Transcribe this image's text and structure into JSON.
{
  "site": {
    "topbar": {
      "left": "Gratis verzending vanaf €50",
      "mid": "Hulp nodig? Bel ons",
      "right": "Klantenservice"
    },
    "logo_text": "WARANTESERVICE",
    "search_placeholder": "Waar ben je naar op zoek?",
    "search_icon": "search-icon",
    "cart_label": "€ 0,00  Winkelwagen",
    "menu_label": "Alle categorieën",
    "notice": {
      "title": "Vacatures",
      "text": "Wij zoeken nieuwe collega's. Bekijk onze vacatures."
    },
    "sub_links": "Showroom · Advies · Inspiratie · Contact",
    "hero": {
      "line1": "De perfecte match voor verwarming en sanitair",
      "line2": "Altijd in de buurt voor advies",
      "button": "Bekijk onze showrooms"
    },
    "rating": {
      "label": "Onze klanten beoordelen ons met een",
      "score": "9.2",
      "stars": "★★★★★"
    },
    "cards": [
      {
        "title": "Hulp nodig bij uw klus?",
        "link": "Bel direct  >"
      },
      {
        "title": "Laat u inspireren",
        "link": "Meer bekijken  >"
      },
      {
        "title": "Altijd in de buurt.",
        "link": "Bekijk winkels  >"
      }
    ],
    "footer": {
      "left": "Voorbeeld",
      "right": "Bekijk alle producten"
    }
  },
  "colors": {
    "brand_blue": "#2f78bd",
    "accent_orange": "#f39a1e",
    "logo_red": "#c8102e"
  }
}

● REQUIRED WORK
From the records above, please extract every line and repeat it exactly.

● ANSWER
Transcribe this image's text and structure into JSON.
{
  "site": {
    "topbar": {
      "left": "Gratis verzending vanaf €50",
      "mid": "Hulp nodig? Bel ons",
      "right": "Klantenservice"
    },
    "logo_text": "WARANTESERVICE",
    "search_placeholder": "Waar ben je naar op zoek?",
    "search_icon": "search-icon",
    "cart_label": "€ 0,00  Winkelwagen",
    "menu_label": "Alle categorieën",
    "notice": {
      "title": "Vacatures",
      "text": "Wij zoeken nieuwe collega's. Bekijk onze vacatures."
    },
    "sub_links": "Showroom · Advies · Inspiratie · Contact",
    "hero": {
      "line1": "De perfecte match voor verwarming en sanitair",
      "line2": "Altijd in de buurt voor advies",
      "button": "Bekijk onze showrooms"
    },
    "rating": {
      "label": "Onze klanten beoordelen ons met een",
      "score": "9.2",
      "stars": "★★★★★"
    },
    "cards": [
      {
        "title": "Hulp nodig bij uw klus?",
        "link": "Bel direct  >"
      },
      {
        "title": "Laat u inspireren",
        "link": "Meer bekijken  >"
      },
      {
        "title": "Altijd in de buurt.",
        "link": "Bekijk winkels  >"
      }
    ],
    "footer": {
      "left": "Voorbeeld",
      "right": "Bekijk alle producten"
    }
  },
  "colors": {
    "brand_blue": "#2f78bd",
    "accent_orange": "#f39a1e",
    "logo_red": "#c8102e"
  }
}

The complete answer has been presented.